──────── STORED ROWS ────────
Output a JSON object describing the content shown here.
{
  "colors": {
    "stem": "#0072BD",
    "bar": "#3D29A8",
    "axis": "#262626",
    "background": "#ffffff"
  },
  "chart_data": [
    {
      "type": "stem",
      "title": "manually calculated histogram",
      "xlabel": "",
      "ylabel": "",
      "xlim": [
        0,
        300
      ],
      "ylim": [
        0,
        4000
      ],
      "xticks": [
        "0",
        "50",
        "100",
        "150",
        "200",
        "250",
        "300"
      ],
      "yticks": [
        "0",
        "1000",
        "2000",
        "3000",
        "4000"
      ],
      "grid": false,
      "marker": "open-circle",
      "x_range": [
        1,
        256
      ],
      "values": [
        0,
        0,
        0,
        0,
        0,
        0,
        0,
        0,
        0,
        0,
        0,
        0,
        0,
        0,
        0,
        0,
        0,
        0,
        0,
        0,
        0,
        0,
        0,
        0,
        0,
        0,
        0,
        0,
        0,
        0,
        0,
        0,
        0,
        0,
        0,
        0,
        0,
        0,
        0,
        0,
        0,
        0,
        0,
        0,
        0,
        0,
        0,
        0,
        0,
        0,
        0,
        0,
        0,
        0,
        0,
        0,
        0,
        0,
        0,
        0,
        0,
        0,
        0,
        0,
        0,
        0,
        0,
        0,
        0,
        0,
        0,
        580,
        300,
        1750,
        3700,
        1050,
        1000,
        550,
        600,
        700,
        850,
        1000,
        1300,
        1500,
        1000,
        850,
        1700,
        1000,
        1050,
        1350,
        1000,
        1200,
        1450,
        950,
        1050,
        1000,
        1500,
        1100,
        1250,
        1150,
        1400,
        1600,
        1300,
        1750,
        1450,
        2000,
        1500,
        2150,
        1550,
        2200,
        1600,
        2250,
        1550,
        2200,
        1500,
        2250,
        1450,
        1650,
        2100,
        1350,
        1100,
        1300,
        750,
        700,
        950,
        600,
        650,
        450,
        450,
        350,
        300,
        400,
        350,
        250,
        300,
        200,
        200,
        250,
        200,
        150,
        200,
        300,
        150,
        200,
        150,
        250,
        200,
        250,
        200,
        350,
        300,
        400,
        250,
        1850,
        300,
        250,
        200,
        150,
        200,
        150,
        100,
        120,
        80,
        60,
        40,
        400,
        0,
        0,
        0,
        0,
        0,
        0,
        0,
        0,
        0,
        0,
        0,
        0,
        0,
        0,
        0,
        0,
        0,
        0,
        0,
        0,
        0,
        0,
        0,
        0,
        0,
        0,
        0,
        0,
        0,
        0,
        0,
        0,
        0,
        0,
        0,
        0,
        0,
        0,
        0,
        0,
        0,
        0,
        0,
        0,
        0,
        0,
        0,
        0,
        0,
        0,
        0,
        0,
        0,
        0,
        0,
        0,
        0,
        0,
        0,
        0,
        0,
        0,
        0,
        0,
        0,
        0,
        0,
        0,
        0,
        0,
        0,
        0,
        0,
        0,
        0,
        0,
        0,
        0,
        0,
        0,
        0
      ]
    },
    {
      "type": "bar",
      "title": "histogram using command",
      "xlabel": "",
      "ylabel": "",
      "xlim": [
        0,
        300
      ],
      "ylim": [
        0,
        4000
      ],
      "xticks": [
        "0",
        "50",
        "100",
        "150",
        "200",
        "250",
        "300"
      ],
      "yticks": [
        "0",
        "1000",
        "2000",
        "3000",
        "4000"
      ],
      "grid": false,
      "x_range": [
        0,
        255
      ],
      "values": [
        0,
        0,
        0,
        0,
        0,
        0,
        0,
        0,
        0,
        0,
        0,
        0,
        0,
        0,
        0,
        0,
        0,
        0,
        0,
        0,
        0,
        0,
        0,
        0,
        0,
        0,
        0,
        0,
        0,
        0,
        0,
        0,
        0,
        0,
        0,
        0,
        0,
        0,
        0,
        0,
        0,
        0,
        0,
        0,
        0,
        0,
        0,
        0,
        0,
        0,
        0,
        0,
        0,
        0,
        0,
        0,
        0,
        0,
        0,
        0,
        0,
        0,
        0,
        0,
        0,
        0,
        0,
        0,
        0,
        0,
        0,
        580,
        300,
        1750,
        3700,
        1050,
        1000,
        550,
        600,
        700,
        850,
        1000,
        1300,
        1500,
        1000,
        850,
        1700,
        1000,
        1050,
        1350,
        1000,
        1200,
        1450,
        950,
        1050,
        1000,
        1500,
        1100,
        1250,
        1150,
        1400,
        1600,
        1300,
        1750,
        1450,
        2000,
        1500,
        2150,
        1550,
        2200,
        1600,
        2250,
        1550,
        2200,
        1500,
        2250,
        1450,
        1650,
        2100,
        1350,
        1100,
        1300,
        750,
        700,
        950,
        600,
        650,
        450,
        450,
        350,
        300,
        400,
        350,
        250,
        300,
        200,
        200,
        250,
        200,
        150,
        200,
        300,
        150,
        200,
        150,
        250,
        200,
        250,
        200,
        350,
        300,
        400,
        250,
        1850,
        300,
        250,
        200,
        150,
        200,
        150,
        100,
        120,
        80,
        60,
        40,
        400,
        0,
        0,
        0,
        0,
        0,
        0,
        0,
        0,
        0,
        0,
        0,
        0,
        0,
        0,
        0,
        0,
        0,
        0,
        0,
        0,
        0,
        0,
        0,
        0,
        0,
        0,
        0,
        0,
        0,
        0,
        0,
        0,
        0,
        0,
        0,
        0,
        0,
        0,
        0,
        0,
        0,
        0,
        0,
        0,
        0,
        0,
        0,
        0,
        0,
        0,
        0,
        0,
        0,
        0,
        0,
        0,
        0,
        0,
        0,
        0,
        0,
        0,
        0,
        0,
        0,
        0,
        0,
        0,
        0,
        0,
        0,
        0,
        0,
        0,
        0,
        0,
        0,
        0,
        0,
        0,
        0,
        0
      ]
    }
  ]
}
────────
Above are the records; copy all of them exactly.

Output a JSON object describing the content shown here.
{
  "colors": {
    "stem": "#0072BD",
    "bar": "#3D29A8",
    "axis": "#262626",
    "background": "#ffffff"
  },
  "chart_data": [
    {
      "type": "stem",
      "title": "manually calculated histogram",
      "xlabel": "",
      "ylabel": "",
      "xlim": [
        0,
        300
      ],
      "ylim": [
        0,
        4000
      ],
      "xticks": [
        "0",
        "50",
        "100",
        "150",
        "200",
        "250",
        "300"
      ],
      "yticks": [
        "0",
        "1000",
        "2000",
        "3000",
        "4000"
      ],
      "grid": false,
      "marker": "open-circle",
      "x_range": [
        1,
        256
      ],
      "values": [
        0,
        0,
        0,
        0,
        0,
        0,
        0,
        0,
        0,
        0,
        0,
        0,
        0,
        0,
        0,
        0,
        0,
        0,
        0,
        0,
        0,
        0,
        0,
        0,
        0,
        0,
        0,
        0,
        0,
        0,
        0,
        0,
        0,
        0,
        0,
        0,
        0,
        0,
        0,
        0,
        0,
        0,
        0,
        0,
        0,
        0,
        0,
        0,
        0,
        0,
        0,
        0,
        0,
        0,
        0,
        0,
        0,
        0,
        0,
        0,
        0,
        0,
        0,
        0,
        0,
        0,
        0,
        0,
        0,
        0,
        0,
        580,
        300,
        1750,
        3700,
        1050,
        1000,
        550,
        600,
        700,
        850,
        1000,
        1300,
        1500,
        1000,
        850,
        1700,
        1000,
        1050,
        1350,
        1000,
        1200,
        1450,
        950,
        1050,
        1000,
        1500,
        1100,
        1250,
        1150,
        1400,
        1600,
        1300,
        1750,
        1450,
        2000,
        1500,
        2150,
        1550,
        2200,
        1600,
        2250,
        1550,
        2200,
        1500,
        2250,
        1450,
        1650,
        2100,
        1350,
        1100,
        1300,
        750,
        700,
        950,
        600,
        650,
        450,
        450,
        350,
        300,
        400,
        350,
        250,
        300,
        200,
        200,
        250,
        200,
        150,
        200,
        300,
        150,
        200,
        150,
        250,
        200,
        250,
        200,
        350,
        300,
        400,
        250,
        1850,
        300,
        250,
        200,
        150,
        200,
        150,
        100,
        120,
        80,
        60,
        40,
        400,
        0,
        0,
        0,
        0,
        0,
        0,
        0,
        0,
        0,
        0,
        0,
        0,
        0,
        0,
        0,
        0,
        0,
        0,
        0,
        0,
        0,
        0,
        0,
        0,
        0,
        0,
        0,
        0,
        0,
        0,
        0,
        0,
        0,
        0,
        0,
        0,
        0,
        0,
        0,
        0,
        0,
        0,
        0,
        0,
        0,
        0,
        0,
        0,
        0,
        0,
        0,
        0,
        0,
        0,
        0,
        0,
        0,
        0,
        0,
        0,
        0,
        0,
        0,
        0,
        0,
        0,
        0,
        0,
        0,
        0,
        0,
        0,
        0,
        0,
        0,
        0,
        0,
        0,
        0,
        0,
        0
      ]
    },
    {
      "type": "bar",
      "title": "histogram using command",
      "xlabel": "",
      "ylabel": "",
      "xlim": [
        0,
        300
      ],
      "ylim": [
        0,
        4000
      ],
      "xticks": [
        "0",
        "50",
        "100",
        "150",
        "200",
        "250",
        "300"
      ],
      "yticks": [
        "0",
        "1000",
        "2000",
        "3000",
        "4000"
      ],
      "grid": false,
      "x_range": [
        0,
        255
      ],
      "values": [
        0,
        0,
        0,
        0,
        0,
        0,
        0,
        0,
        0,
        0,
        0,
        0,
        0,
        0,
        0,
        0,
        0,
        0,
        0,
        0,
        0,
        0,
        0,
        0,
        0,
        0,
        0,
        0,
        0,
        0,
        0,
        0,
        0,
        0,
        0,
        0,
        0,
        0,
        0,
        0,
        0,
        0,
        0,
        0,
        0,
        0,
        0,
        0,
        0,
        0,
        0,
        0,
        0,
        0,
        0,
        0,
        0,
        0,
        0,
        0,
        0,
        0,
        0,
        0,
        0,
        0,
        0,
        0,
        0,
        0,
        0,
        580,
        300,
        1750,
        3700,
        1050,
        1000,
        550,
        600,
        700,
        850,
        1000,
        1300,
        1500,
        1000,
        850,
        1700,
        1000,
        1050,
        1350,
        1000,
        1200,
        1450,
        950,
        1050,
        1000,
        1500,
        1100,
        1250,
        1150,
        1400,
        1600,
        1300,
        1750,
        1450,
        2000,
        1500,
        2150,
        1550,
        2200,
        1600,
        2250,
        1550,
        2200,
        1500,
        2250,
        1450,
        1650,
        2100,
        1350,
        1100,
        1300,
        750,
        700,
        950,
        600,
        650,
        450,
        450,
        350,
        300,
        400,
        350,
        250,
        300,
        200,
        200,
        250,
        200,
        150,
        200,
        300,
        150,
        200,
        150,
        250,
        200,
        250,
        200,
        350,
        300,
        400,
        250,
        1850,
        300,
        250,
        200,
        150,
        200,
        150,
        100,
        120,
        80,
        60,
        40,
        400,
        0,
        0,
        0,
        0,
        0,
        0,
        0,
        0,
        0,
        0,
        0,
        0,
        0,
        0,
        0,
        0,
        0,
        0,
        0,
        0,
        0,
        0,
        0,
        0,
        0,
        0,
        0,
        0,
        0,
        0,
        0,
        0,
        0,
        0,
        0,
        0,
        0,
        0,
        0,
        0,
        0,
        0,
        0,
        0,
        0,
        0,
        0,
        0,
        0,
        0,
        0,
        0,
        0,
        0,
        0,
        0,
        0,
        0,
        0,
        0,
        0,
        0,
        0,
        0,
        0,
        0,
        0,
        0,
        0,
        0,
        0,
        0,
        0,
        0,
        0,
        0,
        0,
        0,
        0,
        0,
        0,
        0
      ]
    }
  ]
}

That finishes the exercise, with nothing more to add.